> DIRECTIONS:
Scan the material and copy every line in which "Number" appears.

━━━━━ SOURCE MATERIAL ━━━━━

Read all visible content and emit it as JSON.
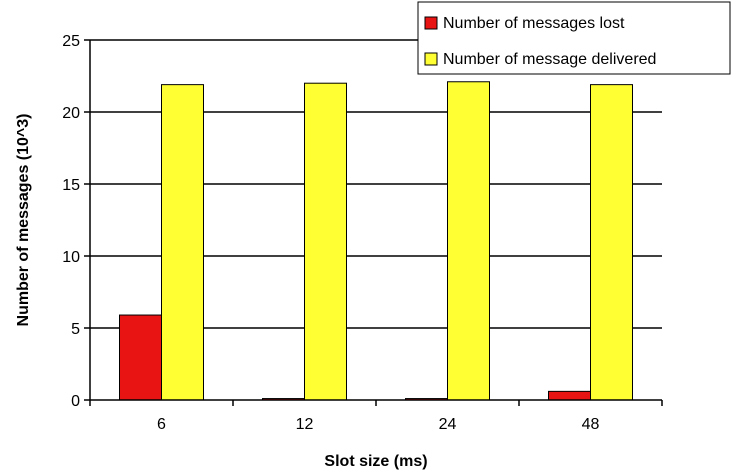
{
  "chart_data": {
    "type": "bar",
    "categories": [
      "6",
      "12",
      "24",
      "48"
    ],
    "series": [
      {
        "name": "Number of messages lost",
        "color": "#e81414",
        "values": [
          5.9,
          0.1,
          0.1,
          0.6
        ]
      },
      {
        "name": "Number of message delivered",
        "color": "#ffff33",
        "values": [
          21.9,
          22.0,
          22.1,
          21.9
        ]
      }
    ],
    "xlabel": "Slot size (ms)",
    "ylabel": "Number of messages (10^3)",
    "ylim": [
      0,
      25
    ],
    "yticks": [
      "0",
      "5",
      "10",
      "15",
      "20",
      "25"
    ],
    "grid": true,
    "legend_position": "top-right"
  }
}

━━━━━

> FINAL RESULT:
        "name": "Number of messages lost",
        "name": "Number of message delivered",
    "ylabel": "Number of messages (10^3)",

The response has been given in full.